::: DATASET RECORDS :::
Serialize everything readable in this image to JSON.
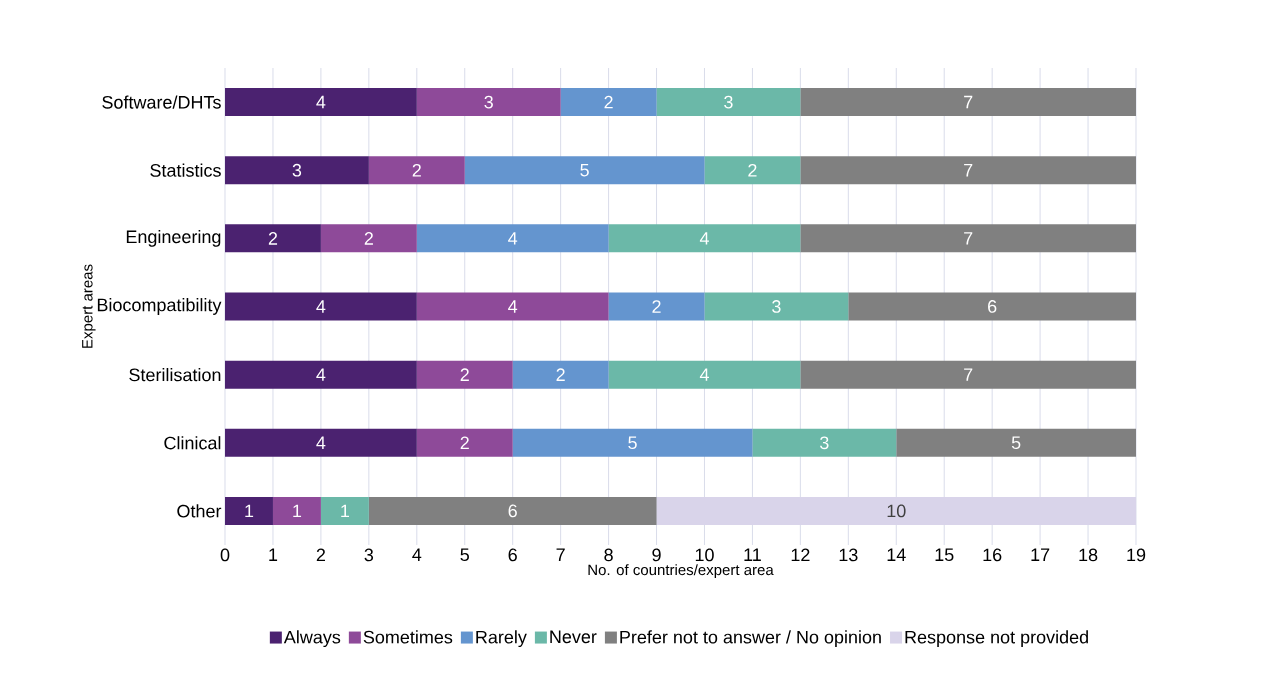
{
  "chart_data": {
    "type": "bar",
    "orientation": "horizontal",
    "stacked": true,
    "categories": [
      "Software/DHTs",
      "Statistics",
      "Engineering",
      "Biocompatibility",
      "Sterilisation",
      "Clinical",
      "Other"
    ],
    "series": [
      {
        "name": "Always",
        "color": "#4b2270",
        "values": [
          4,
          3,
          2,
          4,
          4,
          4,
          1
        ]
      },
      {
        "name": "Sometimes",
        "color": "#8e4a99",
        "values": [
          3,
          2,
          2,
          4,
          2,
          2,
          1
        ]
      },
      {
        "name": "Rarely",
        "color": "#6495cf",
        "values": [
          2,
          5,
          4,
          2,
          2,
          5,
          null
        ]
      },
      {
        "name": "Never",
        "color": "#6bb8a8",
        "values": [
          3,
          2,
          4,
          3,
          4,
          3,
          1
        ]
      },
      {
        "name": "Prefer not to answer / No opinion",
        "color": "#808080",
        "values": [
          7,
          7,
          7,
          6,
          7,
          5,
          6
        ]
      },
      {
        "name": "Response not provided",
        "color": "#d9d4ea",
        "values": [
          null,
          null,
          null,
          null,
          null,
          null,
          10
        ]
      }
    ],
    "xlim": [
      0,
      19
    ],
    "xticks": [
      0,
      1,
      2,
      3,
      4,
      5,
      6,
      7,
      8,
      9,
      10,
      11,
      12,
      13,
      14,
      15,
      16,
      17,
      18,
      19
    ],
    "xlabel": "No. of countries/expert area",
    "ylabel": "Expert areas",
    "grid": "x",
    "legend": "bottom",
    "data_labels": true
  }
}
:::
- [TASK OBJECTIVE] Return each line from the material above exactly, but not the pictures.

- [SOLVED EXERCISE]
Serialize everything readable in this image to JSON.
{
  "chart_data": {
    "type": "bar",
    "orientation": "horizontal",
    "stacked": true,
    "categories": [
      "Software/DHTs",
      "Statistics",
      "Engineering",
      "Biocompatibility",
      "Sterilisation",
      "Clinical",
      "Other"
    ],
    "series": [
      {
        "name": "Always",
        "color": "#4b2270",
        "values": [
          4,
          3,
          2,
          4,
          4,
          4,
          1
        ]
      },
      {
        "name": "Sometimes",
        "color": "#8e4a99",
        "values": [
          3,
          2,
          2,
          4,
          2,
          2,
          1
        ]
      },
      {
        "name": "Rarely",
        "color": "#6495cf",
        "values": [
          2,
          5,
          4,
          2,
          2,
          5,
          null
        ]
      },
      {
        "name": "Never",
        "color": "#6bb8a8",
        "values": [
          3,
          2,
          4,
          3,
          4,
          3,
          1
        ]
      },
      {
        "name": "Prefer not to answer / No opinion",
        "color": "#808080",
        "values": [
          7,
          7,
          7,
          6,
          7,
          5,
          6
        ]
      },
      {
        "name": "Response not provided",
        "color": "#d9d4ea",
        "values": [
          null,
          null,
          null,
          null,
          null,
          null,
          10
        ]
      }
    ],
    "xlim": [
      0,
      19
    ],
    "xticks": [
      0,
      1,
      2,
      3,
      4,
      5,
      6,
      7,
      8,
      9,
      10,
      11,
      12,
      13,
      14,
      15,
      16,
      17,
      18,
      19
    ],
    "xlabel": "No. of countries/expert area",
    "ylabel": "Expert areas",
    "grid": "x",
    "legend": "bottom",
    "data_labels": true
  }
}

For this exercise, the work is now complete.